> JOB 1: List each person named in the court document below, giving each person once.

> DOCUMENT EXCERPT:
· · · · · · ·

|Filed Mar. 29, 2006|
State of North Dakota, Plaintiff and Appellee
William J. Moran, Defendant and Appellant
Appeal from the District Court of Burleigh County, South Central Judicial District, the Honorable Burt L. Riskedahl, Judge. State v. Moran
Opinion of the Court by Sandstrom, Justice.
Michael R. Hoffman, 120 N. 3rd Street, Suite 100, P.O. Box 1056, Bismarck, N.D. 58502-1056, for defendant and appellant.
Julie Ann Lawyer, Assistant State's Attorney, 514 E. Thayer Avenue, Bismarck, N.D. 58501-4413, for plaintiff and appellee.
State v. Moran
[¶1] William Moran appeals his jury conviction for driving under the influence of an intoxicating liquor ("DUI"). He argues the district court should have dismissed the charge because his right to a speedy trial was violated and the conviction should be reversed because the State's closing argument contained improper statements. Holding that Moran's speedy trial rights have not been violated and the State's closing argument did not contain obvious errors, we affirm.

· · · · · · ·

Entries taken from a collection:
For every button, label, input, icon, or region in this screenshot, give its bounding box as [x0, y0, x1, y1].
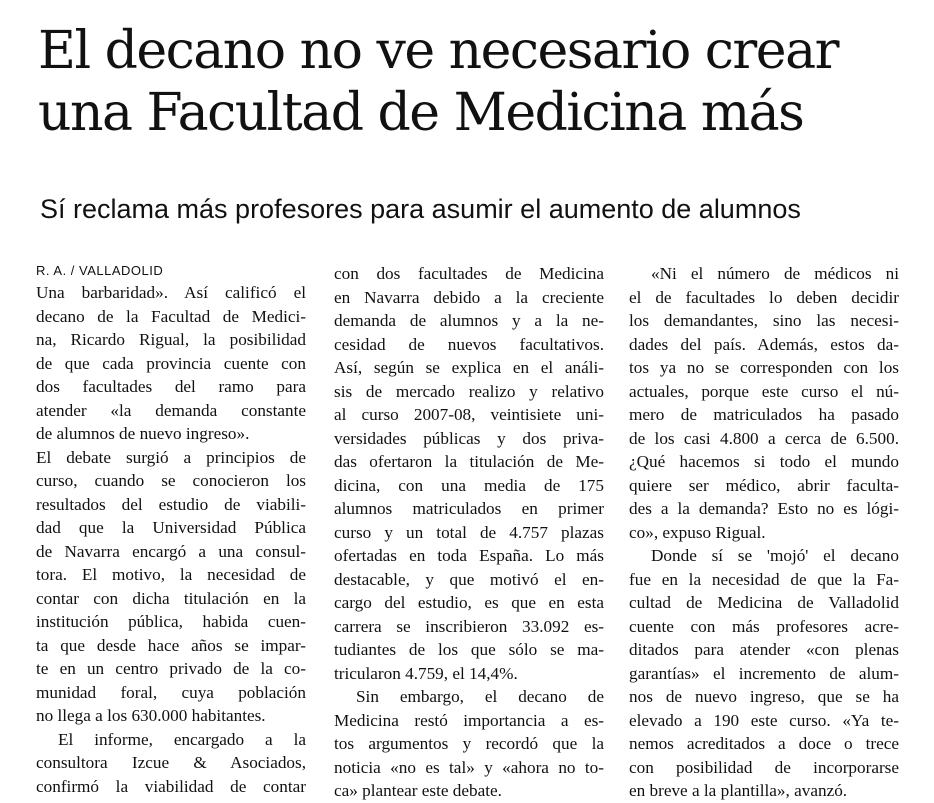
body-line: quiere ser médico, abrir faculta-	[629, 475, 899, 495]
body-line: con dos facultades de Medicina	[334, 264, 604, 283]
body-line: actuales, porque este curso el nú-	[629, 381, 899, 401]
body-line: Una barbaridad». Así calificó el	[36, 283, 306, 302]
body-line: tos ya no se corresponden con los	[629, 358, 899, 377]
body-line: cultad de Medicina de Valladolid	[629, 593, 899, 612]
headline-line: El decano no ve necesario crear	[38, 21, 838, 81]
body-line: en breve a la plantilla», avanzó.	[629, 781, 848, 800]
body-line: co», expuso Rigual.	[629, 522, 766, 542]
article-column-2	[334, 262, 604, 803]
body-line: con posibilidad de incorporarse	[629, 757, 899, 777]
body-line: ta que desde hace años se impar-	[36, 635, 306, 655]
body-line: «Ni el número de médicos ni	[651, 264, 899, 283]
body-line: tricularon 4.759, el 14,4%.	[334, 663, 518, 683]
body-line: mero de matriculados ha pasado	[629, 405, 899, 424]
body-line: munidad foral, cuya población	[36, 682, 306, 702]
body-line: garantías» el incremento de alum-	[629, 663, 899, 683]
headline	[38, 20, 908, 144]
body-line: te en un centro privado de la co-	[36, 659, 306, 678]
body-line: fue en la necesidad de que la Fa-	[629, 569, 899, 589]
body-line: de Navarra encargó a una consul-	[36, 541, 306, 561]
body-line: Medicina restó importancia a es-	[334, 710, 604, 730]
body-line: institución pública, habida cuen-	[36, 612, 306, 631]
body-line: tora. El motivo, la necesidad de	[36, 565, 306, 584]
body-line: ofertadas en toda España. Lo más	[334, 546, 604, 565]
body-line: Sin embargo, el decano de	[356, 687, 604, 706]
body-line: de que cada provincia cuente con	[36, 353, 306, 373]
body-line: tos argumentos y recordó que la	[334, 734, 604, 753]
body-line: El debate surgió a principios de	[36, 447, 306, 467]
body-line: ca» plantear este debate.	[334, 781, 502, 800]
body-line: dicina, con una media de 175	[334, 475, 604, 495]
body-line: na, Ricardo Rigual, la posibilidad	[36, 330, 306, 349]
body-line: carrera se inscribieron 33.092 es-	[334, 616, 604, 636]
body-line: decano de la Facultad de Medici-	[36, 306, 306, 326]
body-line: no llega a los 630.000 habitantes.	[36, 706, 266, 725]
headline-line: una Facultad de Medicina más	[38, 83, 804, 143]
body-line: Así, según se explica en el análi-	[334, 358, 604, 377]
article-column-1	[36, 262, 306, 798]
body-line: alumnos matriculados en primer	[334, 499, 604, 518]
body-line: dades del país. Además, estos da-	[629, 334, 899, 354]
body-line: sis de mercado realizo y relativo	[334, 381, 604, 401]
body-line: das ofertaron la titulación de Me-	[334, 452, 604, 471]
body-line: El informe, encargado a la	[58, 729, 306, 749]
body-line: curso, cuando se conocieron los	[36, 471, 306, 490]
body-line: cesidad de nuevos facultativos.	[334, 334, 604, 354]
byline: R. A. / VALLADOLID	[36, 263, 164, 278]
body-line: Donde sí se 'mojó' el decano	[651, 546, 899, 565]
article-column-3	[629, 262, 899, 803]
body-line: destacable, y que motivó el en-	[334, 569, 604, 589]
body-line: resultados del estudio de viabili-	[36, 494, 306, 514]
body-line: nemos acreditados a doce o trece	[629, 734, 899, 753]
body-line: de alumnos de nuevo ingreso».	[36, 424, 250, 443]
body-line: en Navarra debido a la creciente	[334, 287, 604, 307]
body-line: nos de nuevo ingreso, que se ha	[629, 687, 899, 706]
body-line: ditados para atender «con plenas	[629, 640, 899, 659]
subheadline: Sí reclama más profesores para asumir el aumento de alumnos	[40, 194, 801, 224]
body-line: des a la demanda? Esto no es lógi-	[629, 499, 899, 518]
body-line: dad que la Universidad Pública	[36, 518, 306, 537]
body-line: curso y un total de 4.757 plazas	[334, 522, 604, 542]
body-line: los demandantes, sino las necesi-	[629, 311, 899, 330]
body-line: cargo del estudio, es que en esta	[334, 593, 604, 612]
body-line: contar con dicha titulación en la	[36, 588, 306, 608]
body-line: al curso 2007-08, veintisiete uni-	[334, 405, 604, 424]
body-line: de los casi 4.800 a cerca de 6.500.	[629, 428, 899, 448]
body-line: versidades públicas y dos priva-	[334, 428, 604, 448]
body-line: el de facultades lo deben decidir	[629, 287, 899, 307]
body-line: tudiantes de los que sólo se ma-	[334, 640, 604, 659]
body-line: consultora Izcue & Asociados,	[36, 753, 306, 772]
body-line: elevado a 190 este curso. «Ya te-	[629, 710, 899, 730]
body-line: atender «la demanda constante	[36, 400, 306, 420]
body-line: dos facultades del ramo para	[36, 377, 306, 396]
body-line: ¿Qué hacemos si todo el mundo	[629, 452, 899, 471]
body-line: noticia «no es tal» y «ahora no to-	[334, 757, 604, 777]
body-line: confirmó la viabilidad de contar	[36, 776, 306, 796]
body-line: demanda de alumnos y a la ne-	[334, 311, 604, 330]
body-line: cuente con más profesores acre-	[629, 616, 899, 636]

· · · · · · ·

> JOB 2: From the records, return the lines starting at the one that contains "body-line: quiere ser" and stopping after the one that contains "body-line: cultad de", with both of those lines included.

> TASK RESPONSE 1: William J. Moran; Burt L. Riskedahl; Sandstrom; Michael R. Hoffman; Julie Ann Lawyer

> TASK RESPONSE 2:
body-line: quiere ser médico, abrir faculta-	[629, 475, 899, 495]
body-line: con dos facultades de Medicina	[334, 264, 604, 283]
body-line: actuales, porque este curso el nú-	[629, 381, 899, 401]
body-line: Una barbaridad». Así calificó el	[36, 283, 306, 302]
body-line: tos ya no se corresponden con los	[629, 358, 899, 377]
body-line: cultad de Medicina de Valladolid	[629, 593, 899, 612]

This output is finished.